### [EXERCISE TASK]
Copy word for word the stretch of the font-troubleshooting thread below from "## WhitPhil (Oct" through "print from there)".

### [DOCUMENT SECTION]
This time they don't seem to be.

They open in the font file (when clicked- the sample pages come up) but I don't see any of them in the programs I want to use them in.

I don't remember doing anything before to get new fonts to show up, it seemed like they were just "there" after I downloaded, unzipped and dragged them into the file.

Thanks,

Carrie


----------



## WhitPhil (Oct 4, 2000)

See if this MS note helps?


----------



## starchild (Sep 17, 2002)

I'm confused about this

I printed out the article, and the line "True Type fonbts are not listed in any program" is what my problem seems to be (though they are shown in the font file, as TT fonts, and will print from there)


I tried to follow some of the directions to fix it.

I put fontreg in RUN. Nothing happened. Nothing came up.

I looked in the reg (finding it in another way) and found HKEY_LOCAL_MACHINE\SOFTWARE\Microsoft\Windows\CurrentVersion. It shows keys for all the fonts but NOT the new fonts I put in.

I've been looking up installing fonts, and one way is to unzip them and drag the font file into the font folder. Which I have done before (long ago) and it worked fine. This time I did this, and some I changed the destination folder in WIN ZIP to "fonts" and sent them there that way. Neither way works, as to them showing up in WORD, PSP and Coffee Cup Html editor. Where the original fonts still show.

Another way of installing fonts is go to fonts, and file and Install New Font. This is missing for me. There is nothing that says "install new font".

Is there some way to fix this, without having to reinstall WINDOWS again? I just did this a few weeks ago, and am still trying to reinstall programs. And I lost a lot I couldn't save at the time.

I'm not afraid of going into the registry and making changes but I'd have to know exactly step by step what to do.

### [INFORMATION SHOWN]
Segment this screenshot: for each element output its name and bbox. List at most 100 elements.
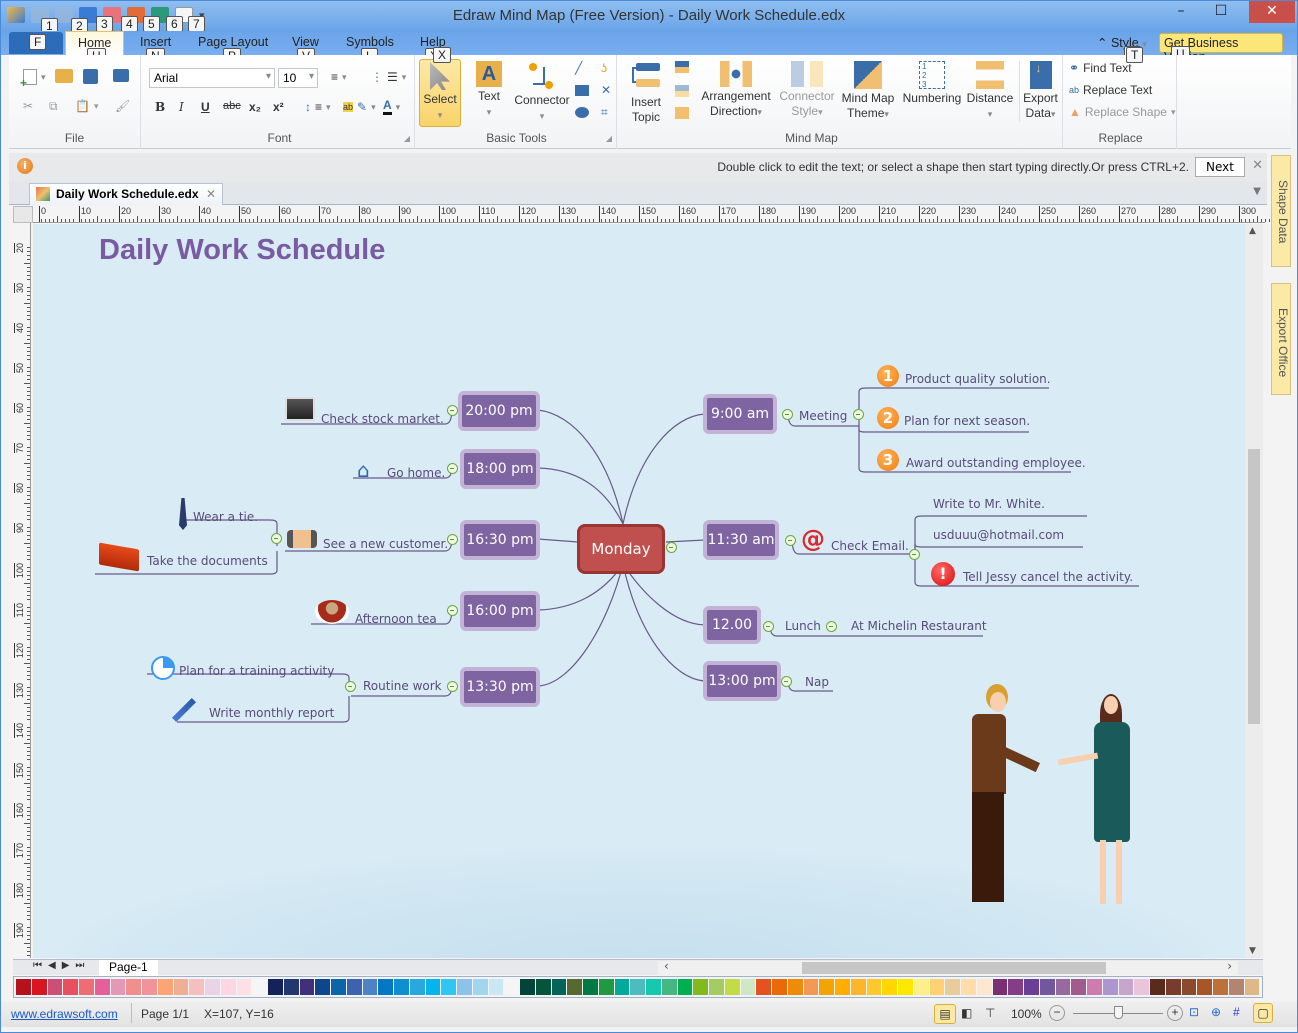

### [RESULT OF THIS TASK]
## WhitPhil (Oct 4, 2000)

See if this MS note helps?


----------



## starchild (Sep 17, 2002)

I'm confused about this

I printed out the article, and the line "True Type fonbts are not listed in any program" is what my problem seems to be (though they are shown in the font file, as TT fonts, and will print from there)